§ **Extrait du texte**:
◆ ◆ ◆ ◆

# PROBLEME PARTAGE VIA SMB



## vincenzo69100 (16 Mars 2009)

Bonjour,

Je rencontre un problème de partage via SAMBA entre mon Mac Pro et mon iBook G4.
Tous les deux sont sous MacOS X.5.6. 
J'ai partagé mon dossier utilisateur sur chaque machine, et depuis la commande "Se connecter au serveur", j'ai enregistré le chemin pour accéder au répertoire de l'autre Mac. 
L'authentification fonctionne bien, je peux voir le dossier de mon G4 sur le Mac Pro et inversement.

Le problème vient  de l'affichage des éléments dans le dossier partagé : en local sur ma machine A : tout est OK, mais à travers le réseau depuis ma machine B, certains répertoires sont renommés, ainsi que certains documents. (8 caractères avec un ~). La navigation dans ces répertoires n'est pas possible.

Si je passe par une fenêtre du Finder, et par la zone "partagé", où  mon autre machine apparait, je m'authentifie, et ca fonctionne correctement...

Je ne saisi pas la différence entre les deux méthodes.

Pour info, Appletalk est désactivé sur les deux machines.

Merci de vos lumières.

Cordialement,
Vincenzo69100


----------



## RDD (16 Mars 2009)

Je ne suis pas sûr que cela soit lié, mais en partage Samba, certains caractères sont interdits : parfaitement lisibles sur Mac ils sont remplacés par des hiéroglyphes sur Windows, notamment les caractères de la liste suivante :
?
[
]
/
\
=
+
<
>
;
:
"
,
|
*

Cela peut éventuellement parasiter ton partage. En ce qui me concerne j'avais dans un 1er temps renommé les fichiers, puis en utilisant *Sharepoints* le problème avait disparu.


----------



## vincenzo69100 (16 Mars 2009)

Bonjour,

Merci pour le retour.

◆ ◆ ◆ ◆

Enregistrements sources:

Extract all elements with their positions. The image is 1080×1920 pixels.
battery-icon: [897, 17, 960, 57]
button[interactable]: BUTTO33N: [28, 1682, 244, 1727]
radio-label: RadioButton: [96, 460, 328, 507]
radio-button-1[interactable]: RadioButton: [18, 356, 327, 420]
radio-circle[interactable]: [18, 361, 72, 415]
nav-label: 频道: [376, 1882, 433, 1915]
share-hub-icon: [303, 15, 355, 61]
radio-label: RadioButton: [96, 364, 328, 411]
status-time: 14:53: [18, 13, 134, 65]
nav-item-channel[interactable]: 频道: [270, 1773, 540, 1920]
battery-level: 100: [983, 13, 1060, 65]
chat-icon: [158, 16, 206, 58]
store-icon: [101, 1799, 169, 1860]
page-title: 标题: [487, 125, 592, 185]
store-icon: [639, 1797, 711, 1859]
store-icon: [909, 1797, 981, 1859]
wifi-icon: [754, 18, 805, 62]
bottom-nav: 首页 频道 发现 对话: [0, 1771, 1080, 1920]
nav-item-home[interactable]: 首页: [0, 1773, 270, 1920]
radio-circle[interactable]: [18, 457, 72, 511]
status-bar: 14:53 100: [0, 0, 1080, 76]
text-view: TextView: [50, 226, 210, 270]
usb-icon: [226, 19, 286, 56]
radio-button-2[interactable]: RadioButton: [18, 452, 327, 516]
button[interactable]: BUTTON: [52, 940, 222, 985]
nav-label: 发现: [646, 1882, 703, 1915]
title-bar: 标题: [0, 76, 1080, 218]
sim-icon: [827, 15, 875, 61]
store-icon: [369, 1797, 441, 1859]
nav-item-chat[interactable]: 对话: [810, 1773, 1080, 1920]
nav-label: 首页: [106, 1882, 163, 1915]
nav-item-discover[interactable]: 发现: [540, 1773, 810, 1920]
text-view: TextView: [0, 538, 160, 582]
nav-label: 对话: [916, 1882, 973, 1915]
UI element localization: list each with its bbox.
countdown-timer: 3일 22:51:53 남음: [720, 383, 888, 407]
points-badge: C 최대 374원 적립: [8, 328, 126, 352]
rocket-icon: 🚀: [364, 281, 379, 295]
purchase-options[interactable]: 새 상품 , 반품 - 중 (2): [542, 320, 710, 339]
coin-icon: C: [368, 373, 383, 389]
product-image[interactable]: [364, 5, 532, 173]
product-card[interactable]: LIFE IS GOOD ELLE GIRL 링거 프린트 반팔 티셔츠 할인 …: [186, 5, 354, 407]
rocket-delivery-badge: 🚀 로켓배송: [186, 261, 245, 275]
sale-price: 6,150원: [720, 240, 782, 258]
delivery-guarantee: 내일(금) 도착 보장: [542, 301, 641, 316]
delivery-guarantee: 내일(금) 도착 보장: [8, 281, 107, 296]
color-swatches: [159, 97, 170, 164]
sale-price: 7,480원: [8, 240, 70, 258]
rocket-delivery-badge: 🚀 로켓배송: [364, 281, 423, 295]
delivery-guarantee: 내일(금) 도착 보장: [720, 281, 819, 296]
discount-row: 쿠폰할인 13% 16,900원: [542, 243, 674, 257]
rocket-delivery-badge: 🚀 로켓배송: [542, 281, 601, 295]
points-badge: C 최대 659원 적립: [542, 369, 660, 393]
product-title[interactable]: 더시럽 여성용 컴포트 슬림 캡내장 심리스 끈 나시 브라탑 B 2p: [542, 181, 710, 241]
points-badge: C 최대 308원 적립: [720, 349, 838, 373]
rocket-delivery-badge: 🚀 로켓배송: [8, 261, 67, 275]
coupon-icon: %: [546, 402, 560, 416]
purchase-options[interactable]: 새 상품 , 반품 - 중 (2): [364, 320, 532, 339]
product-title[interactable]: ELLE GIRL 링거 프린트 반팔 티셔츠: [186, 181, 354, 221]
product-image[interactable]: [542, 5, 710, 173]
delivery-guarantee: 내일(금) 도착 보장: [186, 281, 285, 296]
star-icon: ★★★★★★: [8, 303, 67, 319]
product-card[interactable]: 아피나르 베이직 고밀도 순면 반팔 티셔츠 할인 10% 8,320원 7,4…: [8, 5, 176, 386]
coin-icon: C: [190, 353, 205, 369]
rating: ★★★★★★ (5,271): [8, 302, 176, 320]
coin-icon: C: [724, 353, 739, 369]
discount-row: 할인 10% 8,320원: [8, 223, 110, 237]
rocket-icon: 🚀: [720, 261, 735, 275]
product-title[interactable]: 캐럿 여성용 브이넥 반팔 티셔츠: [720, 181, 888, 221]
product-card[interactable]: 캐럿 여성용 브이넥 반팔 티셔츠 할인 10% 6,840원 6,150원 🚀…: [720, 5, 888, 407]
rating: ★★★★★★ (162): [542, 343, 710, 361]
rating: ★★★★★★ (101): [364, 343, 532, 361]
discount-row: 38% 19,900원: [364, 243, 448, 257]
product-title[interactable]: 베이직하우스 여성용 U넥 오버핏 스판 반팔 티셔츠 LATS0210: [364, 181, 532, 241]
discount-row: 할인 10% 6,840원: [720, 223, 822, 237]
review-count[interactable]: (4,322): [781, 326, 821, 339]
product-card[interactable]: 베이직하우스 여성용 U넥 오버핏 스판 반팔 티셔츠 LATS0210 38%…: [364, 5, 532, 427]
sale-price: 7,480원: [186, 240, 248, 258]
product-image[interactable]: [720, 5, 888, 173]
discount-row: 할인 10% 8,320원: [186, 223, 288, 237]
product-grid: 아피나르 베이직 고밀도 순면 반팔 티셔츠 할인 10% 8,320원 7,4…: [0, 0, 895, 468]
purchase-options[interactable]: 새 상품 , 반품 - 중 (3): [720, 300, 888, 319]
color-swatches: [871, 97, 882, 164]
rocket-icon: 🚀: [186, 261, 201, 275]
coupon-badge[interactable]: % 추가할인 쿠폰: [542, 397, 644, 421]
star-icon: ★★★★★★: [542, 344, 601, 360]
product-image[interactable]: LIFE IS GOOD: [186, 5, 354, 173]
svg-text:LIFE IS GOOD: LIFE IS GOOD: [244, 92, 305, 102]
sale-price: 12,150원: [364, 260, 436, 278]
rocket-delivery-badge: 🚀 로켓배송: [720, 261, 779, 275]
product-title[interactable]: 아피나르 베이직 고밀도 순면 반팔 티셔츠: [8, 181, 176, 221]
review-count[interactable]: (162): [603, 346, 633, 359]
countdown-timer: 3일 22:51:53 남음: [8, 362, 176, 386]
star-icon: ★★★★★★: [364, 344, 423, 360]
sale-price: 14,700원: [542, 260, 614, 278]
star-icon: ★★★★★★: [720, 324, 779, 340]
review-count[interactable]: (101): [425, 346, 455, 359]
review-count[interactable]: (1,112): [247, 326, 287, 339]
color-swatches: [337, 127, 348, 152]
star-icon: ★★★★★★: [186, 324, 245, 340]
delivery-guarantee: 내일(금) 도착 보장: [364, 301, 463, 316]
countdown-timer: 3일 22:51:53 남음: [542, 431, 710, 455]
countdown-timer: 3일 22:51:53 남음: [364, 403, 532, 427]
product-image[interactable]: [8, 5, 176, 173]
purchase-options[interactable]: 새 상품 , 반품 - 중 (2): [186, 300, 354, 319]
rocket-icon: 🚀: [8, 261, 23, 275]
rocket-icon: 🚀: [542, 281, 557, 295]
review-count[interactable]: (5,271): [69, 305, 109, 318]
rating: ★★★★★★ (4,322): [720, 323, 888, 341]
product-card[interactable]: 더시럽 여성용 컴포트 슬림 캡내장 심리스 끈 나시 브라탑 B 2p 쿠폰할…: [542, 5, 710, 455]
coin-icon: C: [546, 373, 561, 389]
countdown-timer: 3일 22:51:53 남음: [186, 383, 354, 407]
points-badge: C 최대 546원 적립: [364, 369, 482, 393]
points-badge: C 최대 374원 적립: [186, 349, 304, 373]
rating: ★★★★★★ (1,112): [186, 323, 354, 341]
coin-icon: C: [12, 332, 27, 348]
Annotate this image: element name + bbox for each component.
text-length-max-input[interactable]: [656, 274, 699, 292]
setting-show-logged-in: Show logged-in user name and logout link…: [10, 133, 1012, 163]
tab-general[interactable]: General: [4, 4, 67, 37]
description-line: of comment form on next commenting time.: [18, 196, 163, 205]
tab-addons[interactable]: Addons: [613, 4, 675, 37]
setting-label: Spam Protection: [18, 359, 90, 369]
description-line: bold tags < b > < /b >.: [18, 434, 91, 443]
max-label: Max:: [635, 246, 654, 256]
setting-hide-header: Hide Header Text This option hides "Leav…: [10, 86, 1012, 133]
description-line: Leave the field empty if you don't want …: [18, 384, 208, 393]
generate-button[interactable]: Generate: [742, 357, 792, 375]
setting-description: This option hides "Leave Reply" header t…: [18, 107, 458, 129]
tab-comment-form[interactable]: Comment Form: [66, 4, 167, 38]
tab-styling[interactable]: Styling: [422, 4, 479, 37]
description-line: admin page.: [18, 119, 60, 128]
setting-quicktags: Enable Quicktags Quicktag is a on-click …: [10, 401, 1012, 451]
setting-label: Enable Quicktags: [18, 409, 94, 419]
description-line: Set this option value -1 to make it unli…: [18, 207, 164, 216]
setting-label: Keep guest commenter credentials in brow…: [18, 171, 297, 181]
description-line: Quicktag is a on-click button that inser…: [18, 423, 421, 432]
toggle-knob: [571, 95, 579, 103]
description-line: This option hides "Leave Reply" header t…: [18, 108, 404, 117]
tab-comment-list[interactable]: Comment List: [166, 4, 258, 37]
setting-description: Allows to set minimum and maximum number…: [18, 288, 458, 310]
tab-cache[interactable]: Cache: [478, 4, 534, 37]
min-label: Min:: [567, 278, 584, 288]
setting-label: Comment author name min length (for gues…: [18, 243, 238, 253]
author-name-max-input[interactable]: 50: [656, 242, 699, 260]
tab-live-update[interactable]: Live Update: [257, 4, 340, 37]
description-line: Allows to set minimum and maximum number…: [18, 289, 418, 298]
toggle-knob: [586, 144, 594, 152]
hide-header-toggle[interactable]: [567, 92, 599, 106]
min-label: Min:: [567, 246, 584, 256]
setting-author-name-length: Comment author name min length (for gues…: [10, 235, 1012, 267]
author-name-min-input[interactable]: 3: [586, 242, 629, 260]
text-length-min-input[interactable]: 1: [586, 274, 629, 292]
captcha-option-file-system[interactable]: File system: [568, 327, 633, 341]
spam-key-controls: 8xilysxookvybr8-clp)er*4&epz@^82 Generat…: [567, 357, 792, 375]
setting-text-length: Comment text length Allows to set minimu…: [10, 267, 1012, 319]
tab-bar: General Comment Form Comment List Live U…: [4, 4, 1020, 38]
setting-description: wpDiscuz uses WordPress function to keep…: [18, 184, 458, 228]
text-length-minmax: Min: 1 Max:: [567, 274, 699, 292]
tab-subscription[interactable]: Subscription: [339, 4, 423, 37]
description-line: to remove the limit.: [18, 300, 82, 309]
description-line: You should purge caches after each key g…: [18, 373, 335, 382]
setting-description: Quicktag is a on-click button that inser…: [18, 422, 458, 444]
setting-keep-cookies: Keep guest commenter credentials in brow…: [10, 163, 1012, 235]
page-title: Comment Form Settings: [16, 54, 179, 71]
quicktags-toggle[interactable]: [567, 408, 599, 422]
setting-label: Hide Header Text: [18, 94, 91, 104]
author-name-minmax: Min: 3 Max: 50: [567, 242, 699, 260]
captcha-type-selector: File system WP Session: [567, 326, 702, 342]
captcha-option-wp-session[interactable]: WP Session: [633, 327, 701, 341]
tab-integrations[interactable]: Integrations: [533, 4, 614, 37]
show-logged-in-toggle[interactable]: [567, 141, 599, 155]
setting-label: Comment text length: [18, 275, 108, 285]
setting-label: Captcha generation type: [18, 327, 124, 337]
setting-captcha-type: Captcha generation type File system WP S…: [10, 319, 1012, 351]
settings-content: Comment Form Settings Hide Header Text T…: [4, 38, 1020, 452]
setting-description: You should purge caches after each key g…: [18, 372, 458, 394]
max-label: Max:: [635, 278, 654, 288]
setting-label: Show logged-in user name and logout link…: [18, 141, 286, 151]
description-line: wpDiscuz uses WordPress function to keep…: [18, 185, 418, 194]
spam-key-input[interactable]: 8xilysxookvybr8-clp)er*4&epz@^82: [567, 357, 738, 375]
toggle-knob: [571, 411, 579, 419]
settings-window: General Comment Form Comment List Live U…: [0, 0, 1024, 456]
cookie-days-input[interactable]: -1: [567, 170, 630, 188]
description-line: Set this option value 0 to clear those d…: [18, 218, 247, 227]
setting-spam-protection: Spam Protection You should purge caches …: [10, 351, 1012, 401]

◆ ◆ ◆ ◆

§ **Consignes**:
a – Dans la discussion sur le partage SMB, relevez tous les caractères interdits de la liste qui sont des crochets ou des chevrons.
b – Recopiez sans rien changer les enregistrements, du tout début jusqu'à la ligne contenant "sale-price: 6,150원: [720, 240, 782, 258]", celle-ci comprise.

§ **Réponses par consigne**:
a –
[
]
<
>

b –
Extract all elements with their positions. The image is 1080×1920 pixels.
battery-icon: [897, 17, 960, 57]
button[interactable]: BUTTO33N: [28, 1682, 244, 1727]
radio-label: RadioButton: [96, 460, 328, 507]
radio-button-1[interactable]: RadioButton: [18, 356, 327, 420]
radio-circle[interactable]: [18, 361, 72, 415]
nav-label: 频道: [376, 1882, 433, 1915]
share-hub-icon: [303, 15, 355, 61]
radio-label: RadioButton: [96, 364, 328, 411]
status-time: 14:53: [18, 13, 134, 65]
nav-item-channel[interactable]: 频道: [270, 1773, 540, 1920]
battery-level: 100: [983, 13, 1060, 65]
chat-icon: [158, 16, 206, 58]
store-icon: [101, 1799, 169, 1860]
page-title: 标题: [487, 125, 592, 185]
store-icon: [639, 1797, 711, 1859]
store-icon: [909, 1797, 981, 1859]
wifi-icon: [754, 18, 805, 62]
bottom-nav: 首页 频道 发现 对话: [0, 1771, 1080, 1920]
nav-item-home[interactable]: 首页: [0, 1773, 270, 1920]
radio-circle[interactable]: [18, 457, 72, 511]
status-bar: 14:53 100: [0, 0, 1080, 76]
text-view: TextView: [50, 226, 210, 270]
usb-icon: [226, 19, 286, 56]
radio-button-2[interactable]: RadioButton: [18, 452, 327, 516]
button[interactable]: BUTTON: [52, 940, 222, 985]
nav-label: 发现: [646, 1882, 703, 1915]
title-bar: 标题: [0, 76, 1080, 218]
sim-icon: [827, 15, 875, 61]
store-icon: [369, 1797, 441, 1859]
nav-item-chat[interactable]: 对话: [810, 1773, 1080, 1920]
nav-label: 首页: [106, 1882, 163, 1915]
nav-item-discover[interactable]: 发现: [540, 1773, 810, 1920]
text-view: TextView: [0, 538, 160, 582]
nav-label: 对话: [916, 1882, 973, 1915]
UI element localization: list each with its bbox.
countdown-timer: 3일 22:51:53 남음: [720, 383, 888, 407]
points-badge: C 최대 374원 적립: [8, 328, 126, 352]
rocket-icon: 🚀: [364, 281, 379, 295]
purchase-options[interactable]: 새 상품 , 반품 - 중 (2): [542, 320, 710, 339]
coin-icon: C: [368, 373, 383, 389]
product-image[interactable]: [364, 5, 532, 173]
product-card[interactable]: LIFE IS GOOD ELLE GIRL 링거 프린트 반팔 티셔츠 할인 …: [186, 5, 354, 407]
rocket-delivery-badge: 🚀 로켓배송: [186, 261, 245, 275]
sale-price: 6,150원: [720, 240, 782, 258]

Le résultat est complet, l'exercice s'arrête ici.